— START OF Exercise materials —

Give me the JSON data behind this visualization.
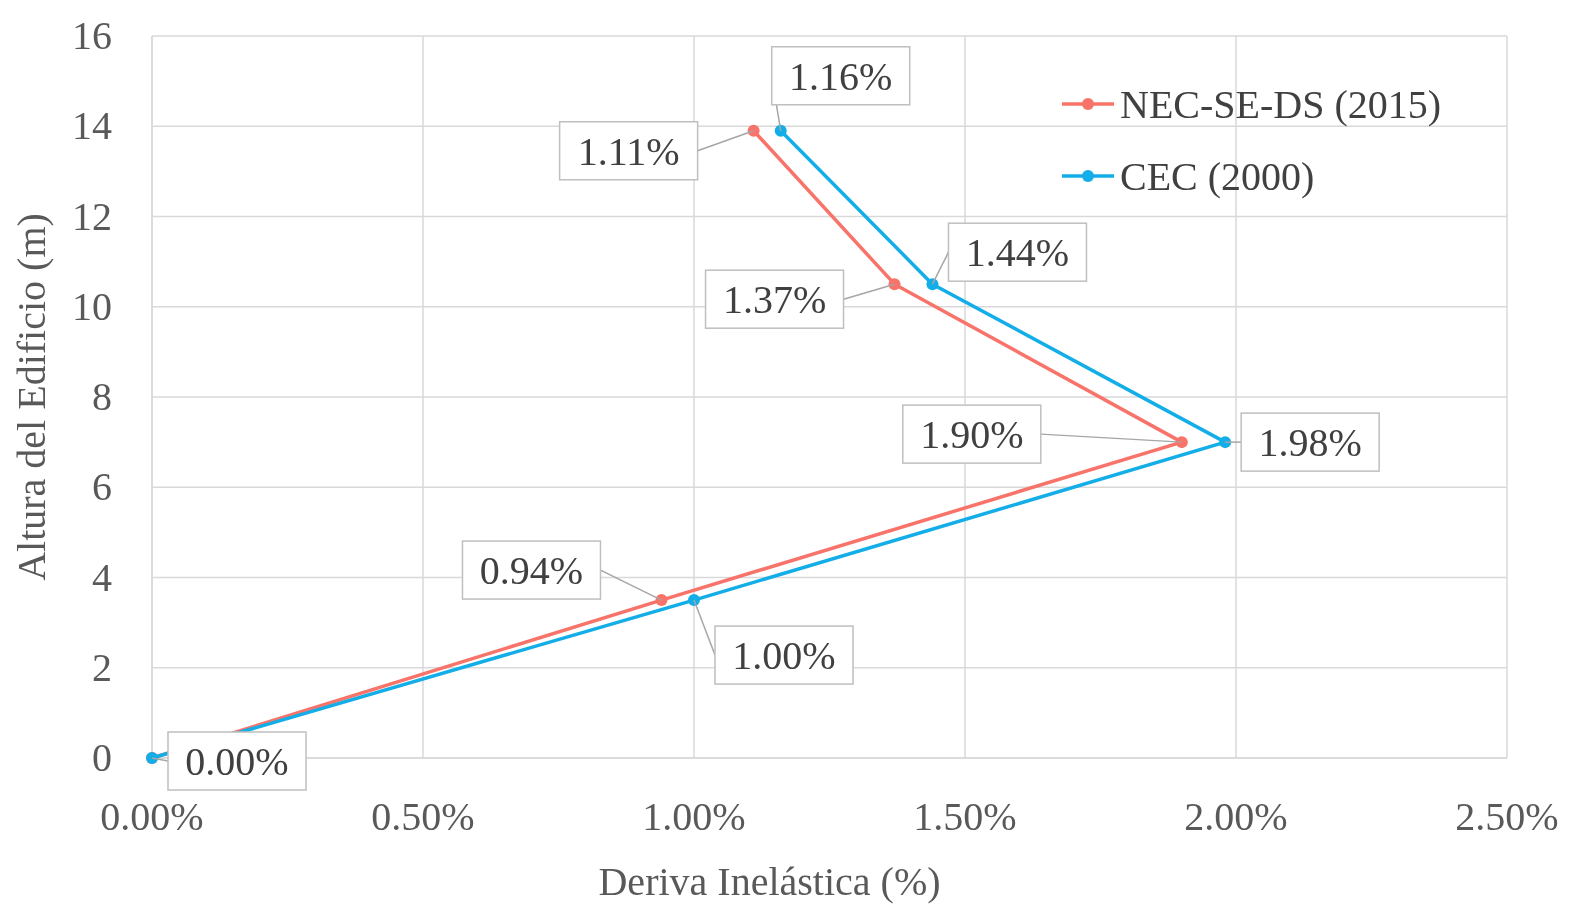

— END OF Exercise materials —
— START OF Exercise materials —

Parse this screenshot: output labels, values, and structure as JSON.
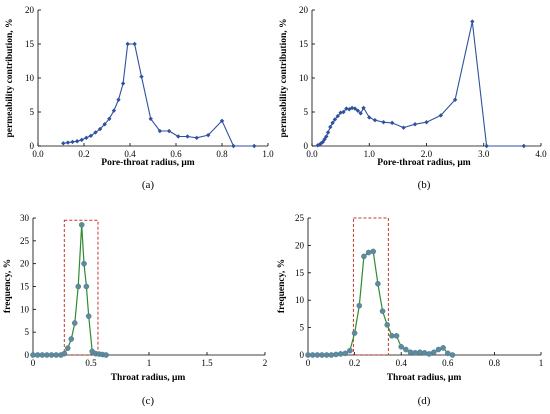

— END OF Exercise materials —
— START OF Exercise materials —

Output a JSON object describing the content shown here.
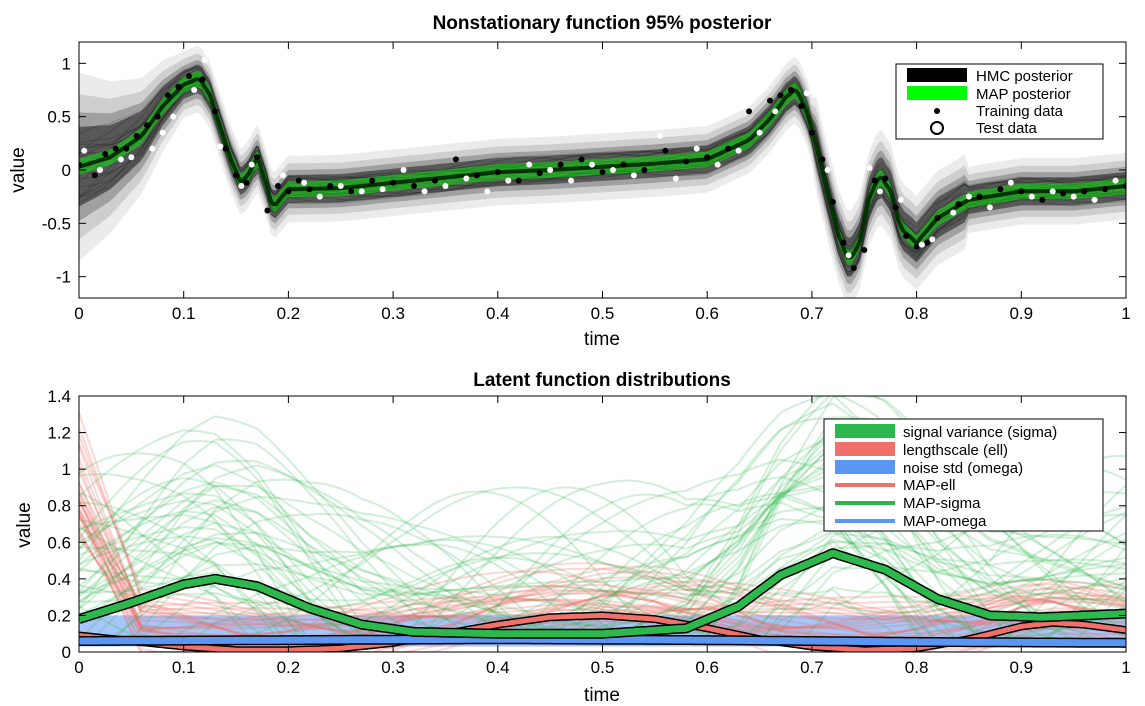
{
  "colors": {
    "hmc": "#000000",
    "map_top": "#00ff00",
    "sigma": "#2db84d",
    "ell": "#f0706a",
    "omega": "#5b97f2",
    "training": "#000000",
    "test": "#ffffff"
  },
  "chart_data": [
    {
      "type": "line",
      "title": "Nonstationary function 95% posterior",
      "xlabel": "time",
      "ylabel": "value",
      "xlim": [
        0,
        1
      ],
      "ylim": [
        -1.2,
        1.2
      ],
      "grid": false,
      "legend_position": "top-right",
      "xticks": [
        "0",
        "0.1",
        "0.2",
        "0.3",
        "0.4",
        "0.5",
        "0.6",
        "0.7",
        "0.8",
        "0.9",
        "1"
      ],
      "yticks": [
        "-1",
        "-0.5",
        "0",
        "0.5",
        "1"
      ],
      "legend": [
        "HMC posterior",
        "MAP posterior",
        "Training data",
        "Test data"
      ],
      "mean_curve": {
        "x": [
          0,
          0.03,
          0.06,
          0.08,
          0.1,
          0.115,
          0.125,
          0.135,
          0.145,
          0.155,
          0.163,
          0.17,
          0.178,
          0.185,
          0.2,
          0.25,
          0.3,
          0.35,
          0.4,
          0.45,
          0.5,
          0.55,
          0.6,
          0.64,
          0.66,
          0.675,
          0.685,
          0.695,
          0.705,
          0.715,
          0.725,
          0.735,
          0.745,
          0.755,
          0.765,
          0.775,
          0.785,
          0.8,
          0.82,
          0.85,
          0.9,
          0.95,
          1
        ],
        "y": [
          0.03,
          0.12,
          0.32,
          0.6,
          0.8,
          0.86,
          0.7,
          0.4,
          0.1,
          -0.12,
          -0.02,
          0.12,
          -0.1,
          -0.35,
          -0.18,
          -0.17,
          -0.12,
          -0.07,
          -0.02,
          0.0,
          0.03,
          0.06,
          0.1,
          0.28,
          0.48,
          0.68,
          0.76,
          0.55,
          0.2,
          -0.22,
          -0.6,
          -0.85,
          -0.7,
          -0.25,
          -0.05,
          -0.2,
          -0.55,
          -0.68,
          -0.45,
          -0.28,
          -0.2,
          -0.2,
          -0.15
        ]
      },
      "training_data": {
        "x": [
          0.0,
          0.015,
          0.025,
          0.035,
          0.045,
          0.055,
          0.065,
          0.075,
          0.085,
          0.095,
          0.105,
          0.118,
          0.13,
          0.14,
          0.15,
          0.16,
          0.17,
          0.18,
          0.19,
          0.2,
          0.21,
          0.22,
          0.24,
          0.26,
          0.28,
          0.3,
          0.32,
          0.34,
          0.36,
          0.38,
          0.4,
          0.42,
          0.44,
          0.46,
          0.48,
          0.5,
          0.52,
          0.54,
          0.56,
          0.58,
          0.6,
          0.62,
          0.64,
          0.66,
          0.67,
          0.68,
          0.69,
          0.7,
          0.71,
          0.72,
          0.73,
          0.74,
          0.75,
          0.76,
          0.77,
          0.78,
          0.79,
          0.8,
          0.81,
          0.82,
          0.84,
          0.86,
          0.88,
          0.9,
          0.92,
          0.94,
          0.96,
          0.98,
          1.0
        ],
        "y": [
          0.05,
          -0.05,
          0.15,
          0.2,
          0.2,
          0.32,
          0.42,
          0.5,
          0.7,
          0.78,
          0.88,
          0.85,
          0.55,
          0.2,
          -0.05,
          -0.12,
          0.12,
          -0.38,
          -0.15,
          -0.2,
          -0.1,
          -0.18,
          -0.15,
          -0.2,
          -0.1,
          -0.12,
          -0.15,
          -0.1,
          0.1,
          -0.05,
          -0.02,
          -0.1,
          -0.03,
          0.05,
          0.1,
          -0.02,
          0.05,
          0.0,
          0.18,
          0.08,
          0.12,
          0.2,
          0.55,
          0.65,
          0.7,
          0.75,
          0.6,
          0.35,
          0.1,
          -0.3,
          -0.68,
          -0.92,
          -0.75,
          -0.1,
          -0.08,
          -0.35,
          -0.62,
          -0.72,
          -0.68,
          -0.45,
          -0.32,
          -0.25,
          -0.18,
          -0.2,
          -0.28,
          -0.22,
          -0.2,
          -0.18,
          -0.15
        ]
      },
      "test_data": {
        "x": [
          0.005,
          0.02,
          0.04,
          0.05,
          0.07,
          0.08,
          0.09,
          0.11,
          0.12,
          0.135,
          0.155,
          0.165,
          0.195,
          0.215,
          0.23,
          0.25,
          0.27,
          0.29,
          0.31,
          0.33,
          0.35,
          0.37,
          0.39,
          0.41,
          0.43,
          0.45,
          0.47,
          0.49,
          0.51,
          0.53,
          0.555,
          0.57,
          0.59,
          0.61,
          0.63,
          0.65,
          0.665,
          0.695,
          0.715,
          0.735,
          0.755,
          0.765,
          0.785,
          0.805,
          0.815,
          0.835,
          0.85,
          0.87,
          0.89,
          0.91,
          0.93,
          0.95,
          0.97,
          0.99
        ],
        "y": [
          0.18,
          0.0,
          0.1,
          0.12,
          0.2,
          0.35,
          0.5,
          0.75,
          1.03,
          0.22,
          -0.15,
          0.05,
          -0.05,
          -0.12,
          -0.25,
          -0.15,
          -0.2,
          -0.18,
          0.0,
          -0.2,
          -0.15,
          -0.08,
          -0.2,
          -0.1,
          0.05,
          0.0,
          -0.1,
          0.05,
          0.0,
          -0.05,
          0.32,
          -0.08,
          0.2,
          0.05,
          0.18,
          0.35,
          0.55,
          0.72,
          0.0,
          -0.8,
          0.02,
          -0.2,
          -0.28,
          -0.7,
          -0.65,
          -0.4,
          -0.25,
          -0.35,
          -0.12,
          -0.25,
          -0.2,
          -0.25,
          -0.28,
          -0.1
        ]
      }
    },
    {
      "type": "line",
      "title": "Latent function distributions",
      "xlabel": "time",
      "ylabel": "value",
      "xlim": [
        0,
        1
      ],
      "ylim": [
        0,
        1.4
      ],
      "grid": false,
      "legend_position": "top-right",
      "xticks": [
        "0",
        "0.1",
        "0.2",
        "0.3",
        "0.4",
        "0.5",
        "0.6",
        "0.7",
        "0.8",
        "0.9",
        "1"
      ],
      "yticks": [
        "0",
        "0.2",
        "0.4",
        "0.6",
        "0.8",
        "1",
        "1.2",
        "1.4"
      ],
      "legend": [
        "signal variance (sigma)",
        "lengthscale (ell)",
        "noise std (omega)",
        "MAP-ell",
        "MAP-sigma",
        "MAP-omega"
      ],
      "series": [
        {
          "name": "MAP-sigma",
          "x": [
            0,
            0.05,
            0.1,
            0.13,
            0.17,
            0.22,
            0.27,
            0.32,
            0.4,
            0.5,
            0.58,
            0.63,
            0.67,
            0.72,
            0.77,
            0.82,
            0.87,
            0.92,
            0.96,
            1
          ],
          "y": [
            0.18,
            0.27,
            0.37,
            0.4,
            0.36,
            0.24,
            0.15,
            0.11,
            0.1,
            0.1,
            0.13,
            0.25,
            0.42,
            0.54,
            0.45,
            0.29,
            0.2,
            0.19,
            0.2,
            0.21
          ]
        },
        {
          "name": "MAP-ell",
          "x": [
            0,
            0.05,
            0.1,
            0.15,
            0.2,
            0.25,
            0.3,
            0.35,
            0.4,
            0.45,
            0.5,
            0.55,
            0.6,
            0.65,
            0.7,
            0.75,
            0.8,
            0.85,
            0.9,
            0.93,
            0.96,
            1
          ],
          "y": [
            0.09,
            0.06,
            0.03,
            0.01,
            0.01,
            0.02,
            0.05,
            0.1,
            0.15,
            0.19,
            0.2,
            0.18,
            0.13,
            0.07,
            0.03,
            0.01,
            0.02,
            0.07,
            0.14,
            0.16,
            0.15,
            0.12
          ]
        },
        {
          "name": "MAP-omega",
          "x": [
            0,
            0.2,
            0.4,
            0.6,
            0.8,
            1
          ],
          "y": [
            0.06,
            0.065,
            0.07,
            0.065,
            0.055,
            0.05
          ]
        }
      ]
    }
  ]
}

— END OF Exercise materials —

*Task statement:* Tally up the lines in the records that contain the word "this" and give only the total.

*Written reply:* 2